What you have to do: Report the number of lines below in which the word "katalaz" occurs. Nothing else is needed.

◇ ◇ ◇ ◇ ◇

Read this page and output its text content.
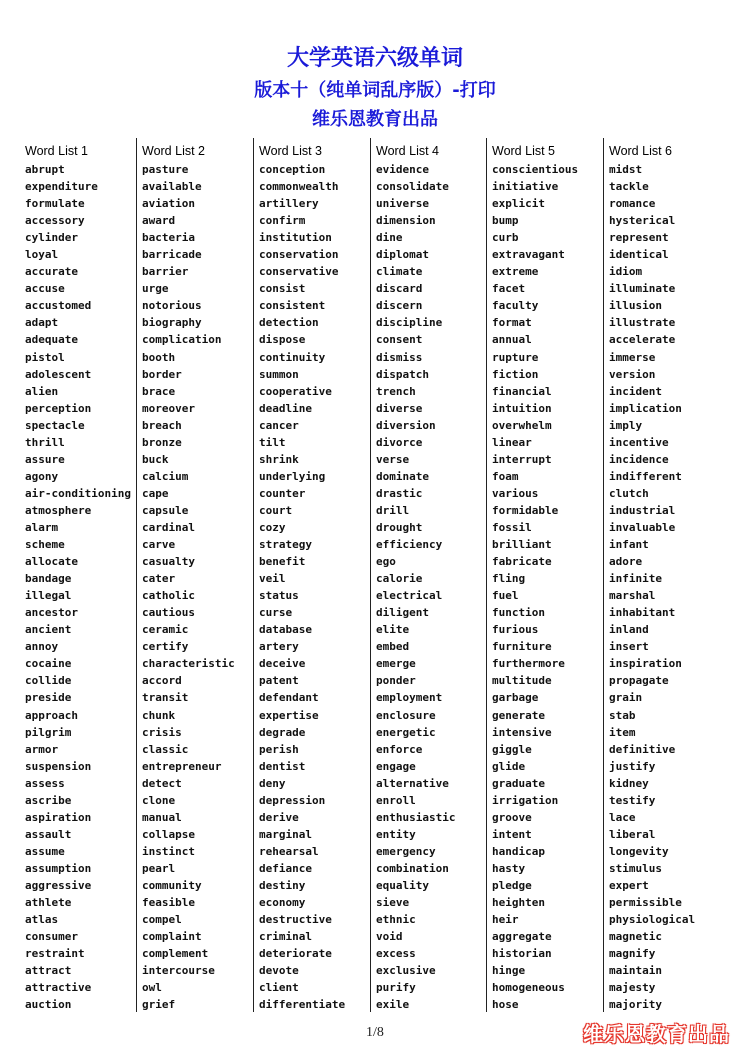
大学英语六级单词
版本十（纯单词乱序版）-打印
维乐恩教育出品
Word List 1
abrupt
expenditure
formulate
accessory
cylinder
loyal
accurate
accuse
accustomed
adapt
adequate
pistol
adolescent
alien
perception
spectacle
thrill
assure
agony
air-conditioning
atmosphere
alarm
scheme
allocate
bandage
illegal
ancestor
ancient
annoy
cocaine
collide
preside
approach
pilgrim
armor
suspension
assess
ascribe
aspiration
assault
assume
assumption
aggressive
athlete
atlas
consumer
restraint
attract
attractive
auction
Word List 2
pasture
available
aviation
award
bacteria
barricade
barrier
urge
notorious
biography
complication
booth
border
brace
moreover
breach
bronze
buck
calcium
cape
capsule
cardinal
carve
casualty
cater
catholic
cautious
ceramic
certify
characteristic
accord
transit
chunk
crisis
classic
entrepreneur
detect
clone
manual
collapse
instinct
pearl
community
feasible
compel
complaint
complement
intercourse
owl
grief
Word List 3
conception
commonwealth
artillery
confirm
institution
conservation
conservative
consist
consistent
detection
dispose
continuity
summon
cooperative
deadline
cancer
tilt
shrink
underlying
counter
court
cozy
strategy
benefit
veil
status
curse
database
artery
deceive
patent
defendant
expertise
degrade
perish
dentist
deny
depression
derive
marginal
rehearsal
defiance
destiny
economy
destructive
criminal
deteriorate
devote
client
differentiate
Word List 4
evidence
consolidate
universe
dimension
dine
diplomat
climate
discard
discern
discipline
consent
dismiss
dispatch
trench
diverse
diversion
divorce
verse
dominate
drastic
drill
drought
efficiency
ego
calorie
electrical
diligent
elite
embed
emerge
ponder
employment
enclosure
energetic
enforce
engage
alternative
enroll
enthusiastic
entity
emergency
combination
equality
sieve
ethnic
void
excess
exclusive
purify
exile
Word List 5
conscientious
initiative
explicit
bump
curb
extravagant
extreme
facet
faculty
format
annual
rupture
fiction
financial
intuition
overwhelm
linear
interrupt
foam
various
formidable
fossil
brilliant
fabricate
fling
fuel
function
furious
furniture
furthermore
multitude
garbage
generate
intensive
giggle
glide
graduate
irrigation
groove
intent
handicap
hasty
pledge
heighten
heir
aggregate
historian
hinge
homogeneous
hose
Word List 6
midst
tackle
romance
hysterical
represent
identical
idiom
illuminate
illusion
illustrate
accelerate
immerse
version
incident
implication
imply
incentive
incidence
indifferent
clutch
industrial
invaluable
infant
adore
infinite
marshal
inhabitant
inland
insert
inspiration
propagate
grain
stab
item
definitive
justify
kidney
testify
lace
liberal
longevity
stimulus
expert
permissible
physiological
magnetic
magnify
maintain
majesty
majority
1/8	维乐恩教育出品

◇ ◇ ◇ ◇ ◇

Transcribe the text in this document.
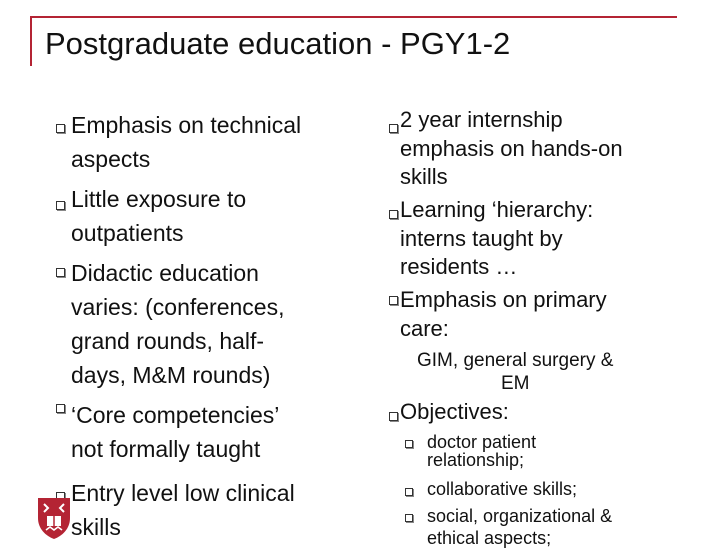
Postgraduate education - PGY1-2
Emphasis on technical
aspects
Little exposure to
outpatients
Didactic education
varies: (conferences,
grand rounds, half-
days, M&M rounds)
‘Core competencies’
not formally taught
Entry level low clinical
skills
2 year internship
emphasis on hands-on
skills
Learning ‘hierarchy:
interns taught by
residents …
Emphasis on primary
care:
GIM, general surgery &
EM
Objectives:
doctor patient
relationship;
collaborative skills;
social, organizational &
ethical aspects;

◇ ◇ ◇ ◇ ◇

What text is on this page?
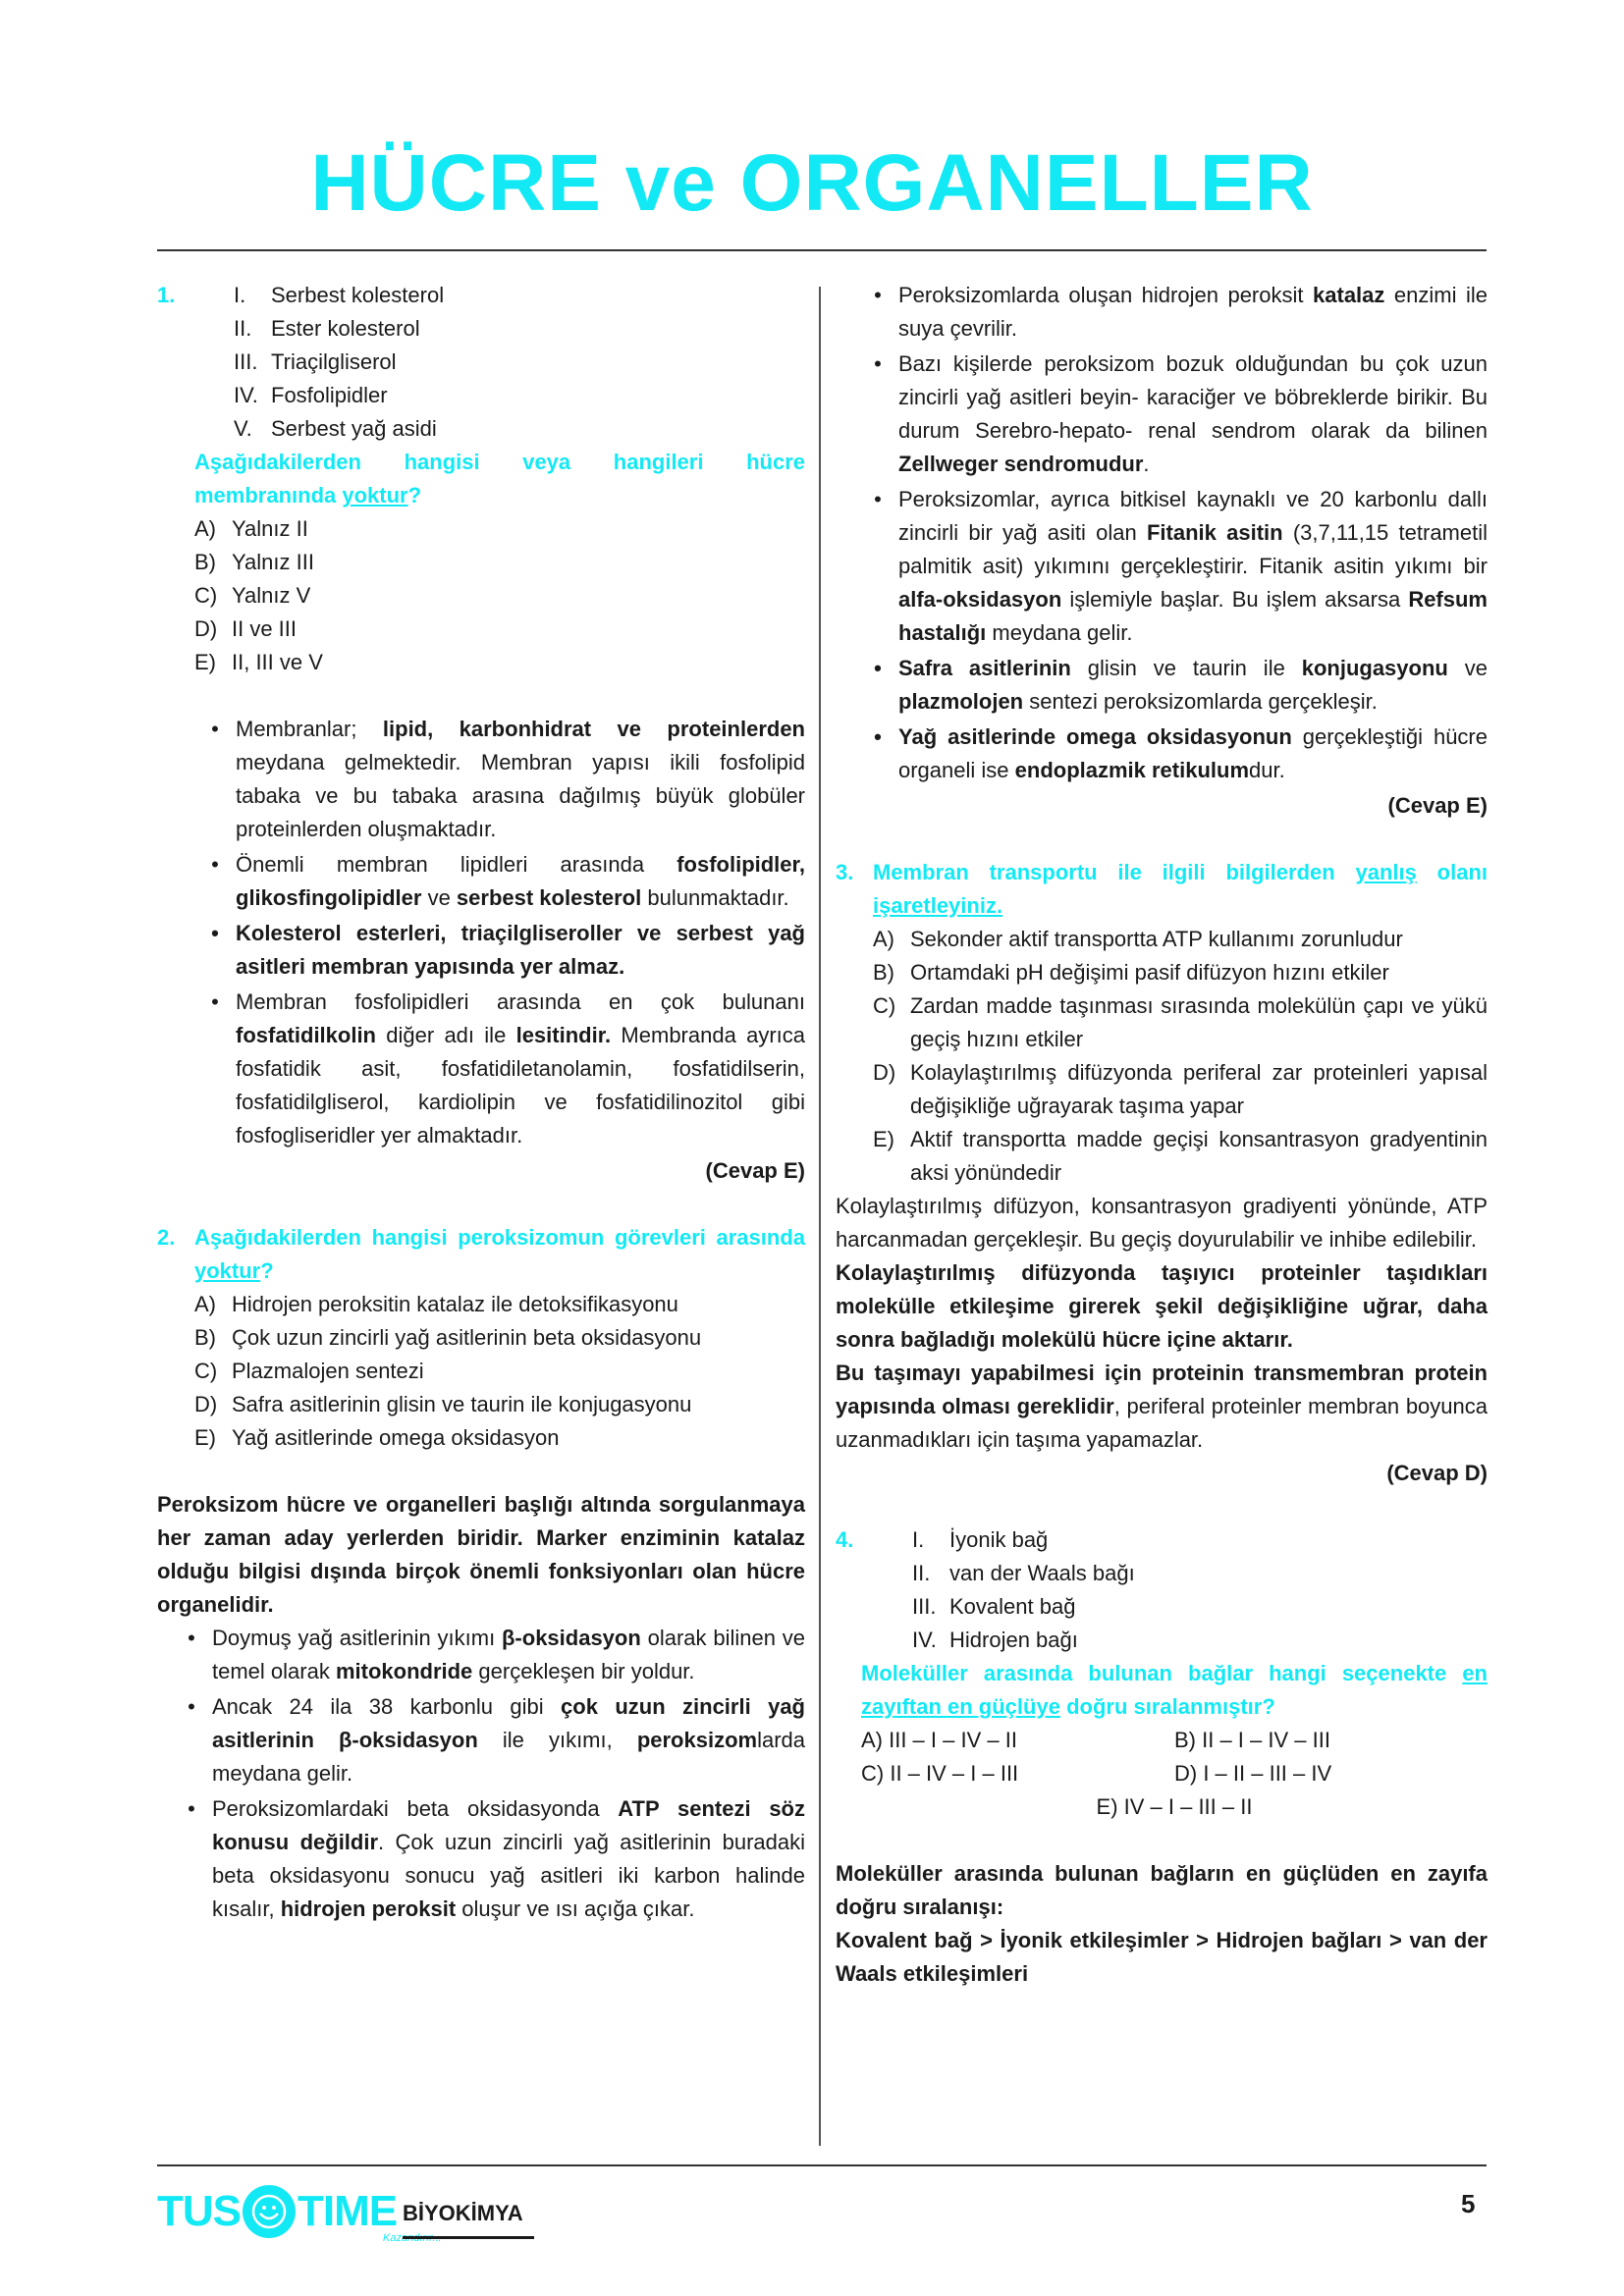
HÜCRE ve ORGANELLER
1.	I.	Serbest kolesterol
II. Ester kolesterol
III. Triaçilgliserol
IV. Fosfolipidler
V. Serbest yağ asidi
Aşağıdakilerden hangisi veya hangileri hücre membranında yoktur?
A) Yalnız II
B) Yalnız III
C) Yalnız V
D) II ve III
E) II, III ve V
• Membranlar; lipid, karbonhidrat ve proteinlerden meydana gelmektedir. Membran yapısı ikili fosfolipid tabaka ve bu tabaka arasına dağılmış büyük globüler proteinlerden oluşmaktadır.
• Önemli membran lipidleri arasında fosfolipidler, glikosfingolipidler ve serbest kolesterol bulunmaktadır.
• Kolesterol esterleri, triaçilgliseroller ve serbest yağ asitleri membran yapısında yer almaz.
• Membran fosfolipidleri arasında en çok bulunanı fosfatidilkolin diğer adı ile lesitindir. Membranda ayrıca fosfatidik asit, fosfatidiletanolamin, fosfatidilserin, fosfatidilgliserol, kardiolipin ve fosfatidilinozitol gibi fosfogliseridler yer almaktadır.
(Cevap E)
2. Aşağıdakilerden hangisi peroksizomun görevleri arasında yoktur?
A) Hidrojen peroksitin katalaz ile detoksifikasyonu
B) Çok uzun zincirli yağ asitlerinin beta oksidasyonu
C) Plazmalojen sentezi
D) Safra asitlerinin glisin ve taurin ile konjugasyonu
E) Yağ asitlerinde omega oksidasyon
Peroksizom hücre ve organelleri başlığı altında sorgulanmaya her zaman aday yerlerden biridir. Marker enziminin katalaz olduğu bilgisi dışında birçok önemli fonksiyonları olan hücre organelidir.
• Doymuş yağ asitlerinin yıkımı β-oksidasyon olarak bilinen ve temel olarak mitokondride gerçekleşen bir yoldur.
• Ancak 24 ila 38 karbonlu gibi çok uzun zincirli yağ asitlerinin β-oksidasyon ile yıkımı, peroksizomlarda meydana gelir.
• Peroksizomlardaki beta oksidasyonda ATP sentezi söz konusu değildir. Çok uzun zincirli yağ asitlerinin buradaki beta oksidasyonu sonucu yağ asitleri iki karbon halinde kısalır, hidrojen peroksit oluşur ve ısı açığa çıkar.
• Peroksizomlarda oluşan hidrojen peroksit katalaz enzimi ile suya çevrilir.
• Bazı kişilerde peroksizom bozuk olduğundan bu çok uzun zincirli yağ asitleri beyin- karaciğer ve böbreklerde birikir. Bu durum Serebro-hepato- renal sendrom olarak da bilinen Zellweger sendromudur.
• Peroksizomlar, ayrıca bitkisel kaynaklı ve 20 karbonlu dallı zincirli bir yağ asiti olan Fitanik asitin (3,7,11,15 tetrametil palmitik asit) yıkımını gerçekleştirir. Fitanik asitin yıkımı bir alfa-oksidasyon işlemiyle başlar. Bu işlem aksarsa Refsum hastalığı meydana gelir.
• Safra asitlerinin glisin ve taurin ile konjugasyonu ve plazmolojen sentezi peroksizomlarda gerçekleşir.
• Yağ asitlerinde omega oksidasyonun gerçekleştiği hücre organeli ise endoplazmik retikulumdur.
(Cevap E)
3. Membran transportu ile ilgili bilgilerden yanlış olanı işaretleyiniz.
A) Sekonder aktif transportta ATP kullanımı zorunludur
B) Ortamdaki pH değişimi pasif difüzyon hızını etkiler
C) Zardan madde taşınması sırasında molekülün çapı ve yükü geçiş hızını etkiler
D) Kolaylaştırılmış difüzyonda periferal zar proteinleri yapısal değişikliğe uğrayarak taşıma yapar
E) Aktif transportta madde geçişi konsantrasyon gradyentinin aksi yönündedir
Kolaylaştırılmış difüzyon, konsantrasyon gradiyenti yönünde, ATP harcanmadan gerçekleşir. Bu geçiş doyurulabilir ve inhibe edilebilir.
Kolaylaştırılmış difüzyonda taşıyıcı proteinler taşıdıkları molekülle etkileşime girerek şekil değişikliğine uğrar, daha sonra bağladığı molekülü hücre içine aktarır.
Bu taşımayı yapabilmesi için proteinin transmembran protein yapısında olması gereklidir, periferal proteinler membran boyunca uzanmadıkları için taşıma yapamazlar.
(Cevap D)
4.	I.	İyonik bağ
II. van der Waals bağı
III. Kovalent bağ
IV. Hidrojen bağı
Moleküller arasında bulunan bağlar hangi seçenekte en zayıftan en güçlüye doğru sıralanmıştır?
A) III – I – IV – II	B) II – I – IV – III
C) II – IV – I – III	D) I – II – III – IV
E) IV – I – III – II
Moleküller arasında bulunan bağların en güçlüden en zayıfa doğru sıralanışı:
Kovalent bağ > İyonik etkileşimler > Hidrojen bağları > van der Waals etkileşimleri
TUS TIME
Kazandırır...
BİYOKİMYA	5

◇ ◇ ◇ ◇ ◇

Finished exercise: 3